___ RECORDS PROVIDED

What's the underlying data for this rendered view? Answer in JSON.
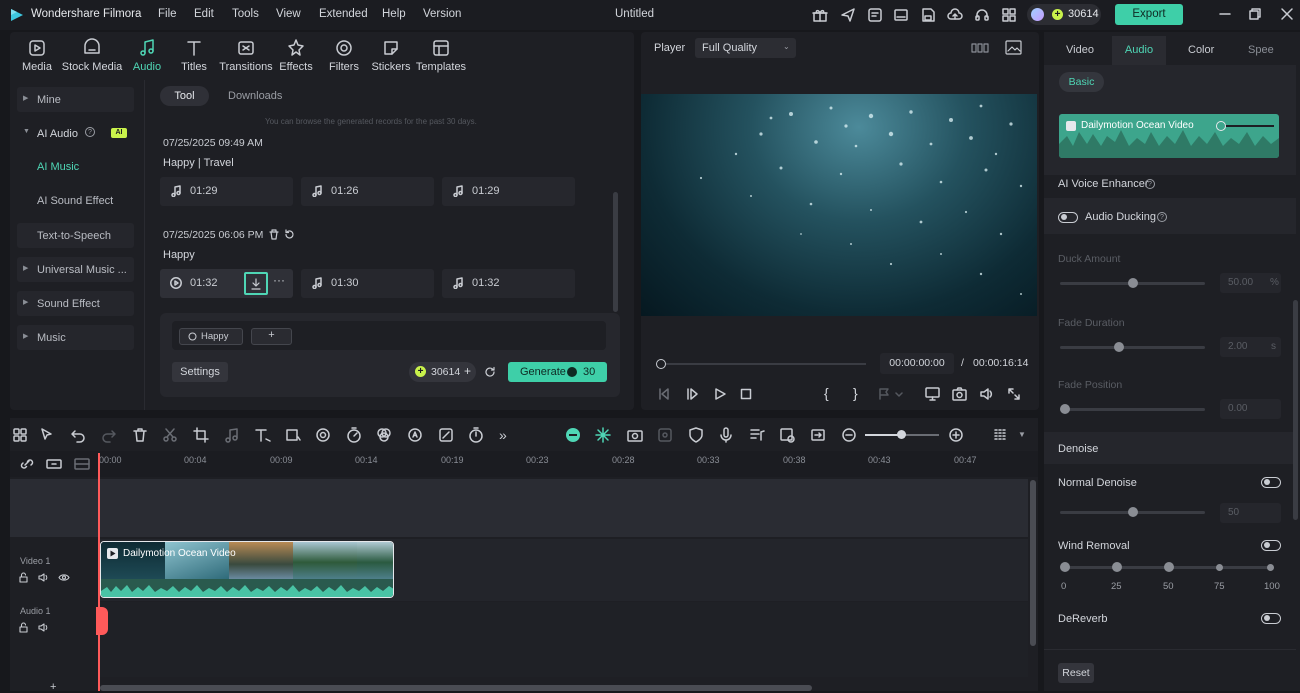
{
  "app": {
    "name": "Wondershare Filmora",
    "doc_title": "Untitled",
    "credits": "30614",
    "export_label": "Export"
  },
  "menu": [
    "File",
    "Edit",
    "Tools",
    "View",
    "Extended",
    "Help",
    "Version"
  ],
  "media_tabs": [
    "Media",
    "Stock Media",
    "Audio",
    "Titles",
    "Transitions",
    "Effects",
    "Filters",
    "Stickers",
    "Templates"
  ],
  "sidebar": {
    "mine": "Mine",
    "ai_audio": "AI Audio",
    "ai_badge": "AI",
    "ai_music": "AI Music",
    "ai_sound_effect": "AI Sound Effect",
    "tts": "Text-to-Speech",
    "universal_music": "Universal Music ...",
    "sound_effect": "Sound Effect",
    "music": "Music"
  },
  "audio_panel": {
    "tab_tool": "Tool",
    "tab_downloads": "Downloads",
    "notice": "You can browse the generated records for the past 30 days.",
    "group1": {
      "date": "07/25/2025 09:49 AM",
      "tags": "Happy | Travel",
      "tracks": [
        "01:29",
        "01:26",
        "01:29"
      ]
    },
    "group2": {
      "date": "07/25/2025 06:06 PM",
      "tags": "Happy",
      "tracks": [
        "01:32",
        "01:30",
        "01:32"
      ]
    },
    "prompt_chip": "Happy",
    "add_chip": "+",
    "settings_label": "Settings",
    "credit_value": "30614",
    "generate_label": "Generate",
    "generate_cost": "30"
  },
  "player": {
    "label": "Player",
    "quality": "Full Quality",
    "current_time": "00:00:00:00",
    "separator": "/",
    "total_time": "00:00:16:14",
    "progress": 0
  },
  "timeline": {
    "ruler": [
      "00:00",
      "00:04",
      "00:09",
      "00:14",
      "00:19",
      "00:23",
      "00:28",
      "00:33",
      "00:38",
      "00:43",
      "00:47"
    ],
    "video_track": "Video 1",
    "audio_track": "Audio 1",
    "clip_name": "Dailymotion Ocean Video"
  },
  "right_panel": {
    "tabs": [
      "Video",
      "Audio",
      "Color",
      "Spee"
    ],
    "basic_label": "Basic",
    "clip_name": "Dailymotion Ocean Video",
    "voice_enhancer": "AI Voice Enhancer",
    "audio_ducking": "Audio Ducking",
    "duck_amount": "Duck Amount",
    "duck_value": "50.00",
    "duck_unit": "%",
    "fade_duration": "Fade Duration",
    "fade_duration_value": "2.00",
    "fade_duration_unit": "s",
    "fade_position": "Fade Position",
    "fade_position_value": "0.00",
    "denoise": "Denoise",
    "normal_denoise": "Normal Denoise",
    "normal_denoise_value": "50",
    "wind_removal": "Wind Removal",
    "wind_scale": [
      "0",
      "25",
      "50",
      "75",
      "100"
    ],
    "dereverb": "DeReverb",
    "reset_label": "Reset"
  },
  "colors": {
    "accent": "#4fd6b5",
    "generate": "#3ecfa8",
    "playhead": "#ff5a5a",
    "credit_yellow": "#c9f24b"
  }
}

______
___ RECORDS PROVIDED

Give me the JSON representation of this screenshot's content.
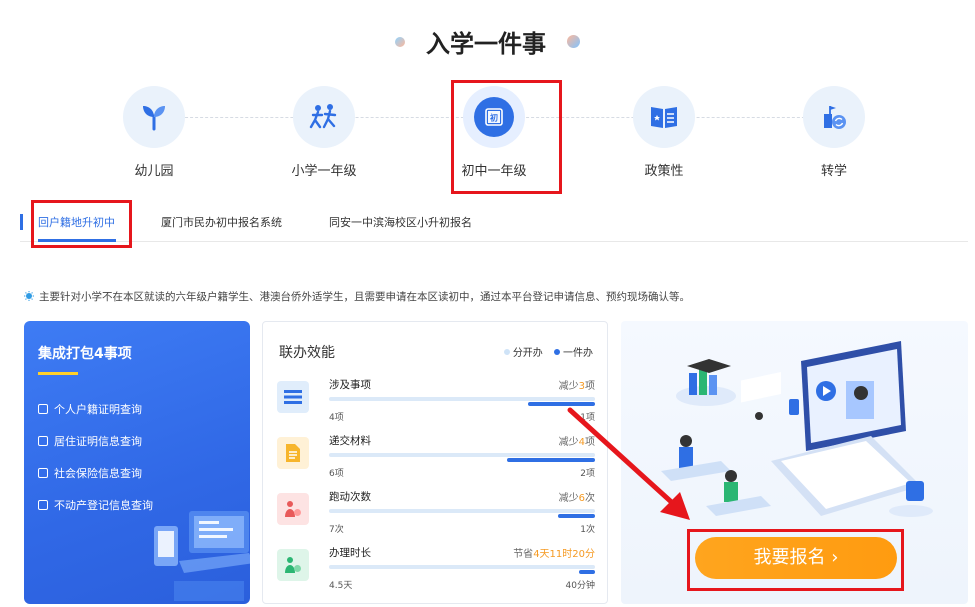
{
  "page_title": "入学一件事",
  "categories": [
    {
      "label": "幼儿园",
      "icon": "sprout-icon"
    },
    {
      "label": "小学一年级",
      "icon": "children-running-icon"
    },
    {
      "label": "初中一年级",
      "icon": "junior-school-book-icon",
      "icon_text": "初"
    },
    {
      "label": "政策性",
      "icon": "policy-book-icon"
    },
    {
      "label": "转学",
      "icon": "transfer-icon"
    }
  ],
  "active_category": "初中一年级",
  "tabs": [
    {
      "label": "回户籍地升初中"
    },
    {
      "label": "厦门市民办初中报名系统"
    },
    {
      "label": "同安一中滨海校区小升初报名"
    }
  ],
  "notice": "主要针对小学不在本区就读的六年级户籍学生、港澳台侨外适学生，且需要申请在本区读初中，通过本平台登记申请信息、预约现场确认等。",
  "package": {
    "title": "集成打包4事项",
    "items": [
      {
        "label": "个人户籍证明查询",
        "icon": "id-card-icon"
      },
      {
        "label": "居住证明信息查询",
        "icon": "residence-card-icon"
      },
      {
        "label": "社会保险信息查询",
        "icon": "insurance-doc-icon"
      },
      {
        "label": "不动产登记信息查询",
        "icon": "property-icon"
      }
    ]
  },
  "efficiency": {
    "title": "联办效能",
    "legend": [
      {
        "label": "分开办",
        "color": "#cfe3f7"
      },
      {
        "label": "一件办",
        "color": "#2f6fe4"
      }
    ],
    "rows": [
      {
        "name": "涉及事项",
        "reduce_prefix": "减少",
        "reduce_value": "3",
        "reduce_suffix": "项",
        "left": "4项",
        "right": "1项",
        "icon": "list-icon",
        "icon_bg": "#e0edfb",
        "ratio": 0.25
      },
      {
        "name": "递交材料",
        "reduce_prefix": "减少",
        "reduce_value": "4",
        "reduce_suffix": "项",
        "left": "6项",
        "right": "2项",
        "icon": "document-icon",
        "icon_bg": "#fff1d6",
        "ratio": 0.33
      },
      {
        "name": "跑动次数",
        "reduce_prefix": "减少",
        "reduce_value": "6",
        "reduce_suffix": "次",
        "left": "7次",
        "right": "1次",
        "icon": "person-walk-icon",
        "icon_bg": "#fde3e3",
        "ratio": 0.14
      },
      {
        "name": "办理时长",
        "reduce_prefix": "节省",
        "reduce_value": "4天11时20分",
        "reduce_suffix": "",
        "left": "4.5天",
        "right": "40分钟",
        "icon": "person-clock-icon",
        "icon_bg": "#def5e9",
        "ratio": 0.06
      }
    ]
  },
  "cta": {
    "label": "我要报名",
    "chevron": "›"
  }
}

______

__STATED TASK__: How many lines in the listing contain "date"? Answer with the number alone.

__EXERCISE SOLUTION__: 2